- **EXERCISE PROMPT**
Copy down every line where the string "JSON" shows up.

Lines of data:
══════════
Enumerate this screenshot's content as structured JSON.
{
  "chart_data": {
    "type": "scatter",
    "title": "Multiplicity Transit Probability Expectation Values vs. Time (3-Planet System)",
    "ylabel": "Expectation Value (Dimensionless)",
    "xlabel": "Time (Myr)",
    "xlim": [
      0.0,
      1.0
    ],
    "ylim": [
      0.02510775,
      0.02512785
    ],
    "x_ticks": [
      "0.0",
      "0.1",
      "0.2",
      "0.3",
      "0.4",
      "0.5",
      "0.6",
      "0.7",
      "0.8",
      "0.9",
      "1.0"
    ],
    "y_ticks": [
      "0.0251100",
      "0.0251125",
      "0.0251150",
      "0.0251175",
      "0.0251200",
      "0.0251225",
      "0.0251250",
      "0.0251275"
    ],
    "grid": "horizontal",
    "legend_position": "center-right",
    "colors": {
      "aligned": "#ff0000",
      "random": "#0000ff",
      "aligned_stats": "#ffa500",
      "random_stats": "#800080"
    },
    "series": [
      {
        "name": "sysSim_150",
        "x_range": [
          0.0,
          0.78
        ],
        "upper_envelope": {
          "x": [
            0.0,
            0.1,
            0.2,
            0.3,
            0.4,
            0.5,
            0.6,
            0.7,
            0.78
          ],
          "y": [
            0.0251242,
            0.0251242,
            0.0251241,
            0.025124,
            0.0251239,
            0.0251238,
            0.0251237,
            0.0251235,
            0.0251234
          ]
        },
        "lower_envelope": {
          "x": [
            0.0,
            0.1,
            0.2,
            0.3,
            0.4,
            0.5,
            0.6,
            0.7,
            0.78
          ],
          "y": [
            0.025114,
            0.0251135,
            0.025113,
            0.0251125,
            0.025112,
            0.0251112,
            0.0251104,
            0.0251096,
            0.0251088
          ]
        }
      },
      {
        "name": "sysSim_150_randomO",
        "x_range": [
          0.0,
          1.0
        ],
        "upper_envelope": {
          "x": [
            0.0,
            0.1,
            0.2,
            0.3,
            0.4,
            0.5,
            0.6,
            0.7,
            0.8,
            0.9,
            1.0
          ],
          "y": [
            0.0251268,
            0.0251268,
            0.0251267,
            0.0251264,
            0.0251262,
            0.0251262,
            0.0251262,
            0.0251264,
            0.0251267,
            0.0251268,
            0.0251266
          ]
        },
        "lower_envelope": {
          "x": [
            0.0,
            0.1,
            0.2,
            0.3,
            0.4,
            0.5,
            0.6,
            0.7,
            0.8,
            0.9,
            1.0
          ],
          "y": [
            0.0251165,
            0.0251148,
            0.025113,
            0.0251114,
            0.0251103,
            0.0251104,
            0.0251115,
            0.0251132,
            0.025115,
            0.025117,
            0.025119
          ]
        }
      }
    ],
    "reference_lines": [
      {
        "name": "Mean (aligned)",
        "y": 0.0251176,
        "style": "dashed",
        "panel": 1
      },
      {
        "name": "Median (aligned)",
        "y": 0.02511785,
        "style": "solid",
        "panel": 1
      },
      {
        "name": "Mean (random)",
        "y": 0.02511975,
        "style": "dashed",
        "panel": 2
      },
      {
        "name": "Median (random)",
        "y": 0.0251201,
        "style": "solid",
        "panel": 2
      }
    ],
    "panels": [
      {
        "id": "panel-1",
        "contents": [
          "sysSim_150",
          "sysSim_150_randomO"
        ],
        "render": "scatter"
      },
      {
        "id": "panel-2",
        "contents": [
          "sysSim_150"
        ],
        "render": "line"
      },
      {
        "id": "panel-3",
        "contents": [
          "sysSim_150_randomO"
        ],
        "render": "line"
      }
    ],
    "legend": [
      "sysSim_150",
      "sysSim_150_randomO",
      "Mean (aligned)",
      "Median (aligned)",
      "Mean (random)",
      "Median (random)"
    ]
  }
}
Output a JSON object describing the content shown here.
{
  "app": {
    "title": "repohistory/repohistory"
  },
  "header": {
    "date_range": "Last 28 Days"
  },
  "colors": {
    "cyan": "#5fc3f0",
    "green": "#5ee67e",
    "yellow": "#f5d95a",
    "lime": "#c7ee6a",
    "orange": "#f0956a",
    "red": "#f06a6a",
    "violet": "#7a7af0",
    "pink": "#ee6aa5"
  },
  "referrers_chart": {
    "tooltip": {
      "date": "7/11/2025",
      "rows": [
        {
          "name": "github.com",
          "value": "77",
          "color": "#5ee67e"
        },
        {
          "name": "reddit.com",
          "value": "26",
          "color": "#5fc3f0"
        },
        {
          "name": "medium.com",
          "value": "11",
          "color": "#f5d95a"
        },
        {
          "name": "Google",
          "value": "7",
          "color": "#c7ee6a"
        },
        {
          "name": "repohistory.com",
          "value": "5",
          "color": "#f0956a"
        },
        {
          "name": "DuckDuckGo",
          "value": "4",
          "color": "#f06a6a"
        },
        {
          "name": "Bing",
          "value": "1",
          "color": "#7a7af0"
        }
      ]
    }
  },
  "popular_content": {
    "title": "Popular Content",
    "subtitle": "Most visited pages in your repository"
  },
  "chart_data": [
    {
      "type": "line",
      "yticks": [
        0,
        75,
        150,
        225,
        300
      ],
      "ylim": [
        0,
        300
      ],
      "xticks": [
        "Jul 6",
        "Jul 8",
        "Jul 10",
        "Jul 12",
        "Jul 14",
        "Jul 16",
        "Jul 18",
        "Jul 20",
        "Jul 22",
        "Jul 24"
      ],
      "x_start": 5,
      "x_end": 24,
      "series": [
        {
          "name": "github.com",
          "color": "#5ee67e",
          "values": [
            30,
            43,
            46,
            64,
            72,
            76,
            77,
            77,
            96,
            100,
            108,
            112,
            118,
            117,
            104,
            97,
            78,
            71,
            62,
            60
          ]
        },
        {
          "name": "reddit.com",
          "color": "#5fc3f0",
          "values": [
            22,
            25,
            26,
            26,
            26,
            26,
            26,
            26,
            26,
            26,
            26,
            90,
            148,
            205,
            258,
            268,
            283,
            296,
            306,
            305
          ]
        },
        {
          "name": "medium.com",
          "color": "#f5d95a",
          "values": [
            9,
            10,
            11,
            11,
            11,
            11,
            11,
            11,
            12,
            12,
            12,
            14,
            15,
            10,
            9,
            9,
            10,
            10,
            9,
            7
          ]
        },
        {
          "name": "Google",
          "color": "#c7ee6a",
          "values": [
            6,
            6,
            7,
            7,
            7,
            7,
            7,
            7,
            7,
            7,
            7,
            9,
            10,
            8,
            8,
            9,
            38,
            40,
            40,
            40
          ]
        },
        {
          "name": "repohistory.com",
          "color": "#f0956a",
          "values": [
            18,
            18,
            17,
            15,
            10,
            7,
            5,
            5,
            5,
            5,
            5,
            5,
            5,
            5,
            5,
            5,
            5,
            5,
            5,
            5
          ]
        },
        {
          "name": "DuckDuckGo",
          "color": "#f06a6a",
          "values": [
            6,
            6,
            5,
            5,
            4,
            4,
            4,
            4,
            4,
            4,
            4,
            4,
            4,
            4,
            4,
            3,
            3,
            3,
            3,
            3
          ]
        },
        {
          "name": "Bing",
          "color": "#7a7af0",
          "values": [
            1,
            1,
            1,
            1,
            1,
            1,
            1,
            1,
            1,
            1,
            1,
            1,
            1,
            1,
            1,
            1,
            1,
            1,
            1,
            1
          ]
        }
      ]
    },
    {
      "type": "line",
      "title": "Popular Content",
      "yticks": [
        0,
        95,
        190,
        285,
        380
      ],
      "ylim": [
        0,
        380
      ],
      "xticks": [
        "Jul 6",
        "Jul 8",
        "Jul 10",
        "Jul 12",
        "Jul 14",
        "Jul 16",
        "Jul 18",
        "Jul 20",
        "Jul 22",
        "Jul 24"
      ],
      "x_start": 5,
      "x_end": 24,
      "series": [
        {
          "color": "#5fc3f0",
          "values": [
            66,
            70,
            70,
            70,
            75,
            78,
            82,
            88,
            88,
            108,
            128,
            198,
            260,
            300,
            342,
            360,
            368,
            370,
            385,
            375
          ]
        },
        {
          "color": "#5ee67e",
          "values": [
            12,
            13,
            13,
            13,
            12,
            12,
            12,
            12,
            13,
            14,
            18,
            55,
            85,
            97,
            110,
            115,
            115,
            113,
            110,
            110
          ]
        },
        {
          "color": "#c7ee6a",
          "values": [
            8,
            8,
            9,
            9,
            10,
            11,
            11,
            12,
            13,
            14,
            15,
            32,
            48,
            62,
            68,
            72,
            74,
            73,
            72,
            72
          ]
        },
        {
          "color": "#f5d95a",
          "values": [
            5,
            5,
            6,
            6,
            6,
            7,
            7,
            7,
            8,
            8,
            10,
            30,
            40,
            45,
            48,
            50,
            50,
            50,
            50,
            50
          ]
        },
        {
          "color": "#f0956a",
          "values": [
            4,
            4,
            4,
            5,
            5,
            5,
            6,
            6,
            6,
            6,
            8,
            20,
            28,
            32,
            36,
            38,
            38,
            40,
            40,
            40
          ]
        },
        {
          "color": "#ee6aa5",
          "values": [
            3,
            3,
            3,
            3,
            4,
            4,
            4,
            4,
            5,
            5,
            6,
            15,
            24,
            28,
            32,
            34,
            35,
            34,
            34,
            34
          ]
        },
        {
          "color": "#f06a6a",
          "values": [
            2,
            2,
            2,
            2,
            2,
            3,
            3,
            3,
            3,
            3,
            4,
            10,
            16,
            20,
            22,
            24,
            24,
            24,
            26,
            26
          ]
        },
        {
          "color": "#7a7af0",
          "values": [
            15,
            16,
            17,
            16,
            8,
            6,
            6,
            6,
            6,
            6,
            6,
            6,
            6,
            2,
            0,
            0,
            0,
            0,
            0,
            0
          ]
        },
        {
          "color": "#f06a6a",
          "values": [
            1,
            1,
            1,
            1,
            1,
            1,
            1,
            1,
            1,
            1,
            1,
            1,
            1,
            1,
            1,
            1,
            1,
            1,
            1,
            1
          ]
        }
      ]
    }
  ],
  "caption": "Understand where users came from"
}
══════════
- **THE REPLY**
Enumerate this screenshot's content as structured JSON.
Output a JSON object describing the content shown here.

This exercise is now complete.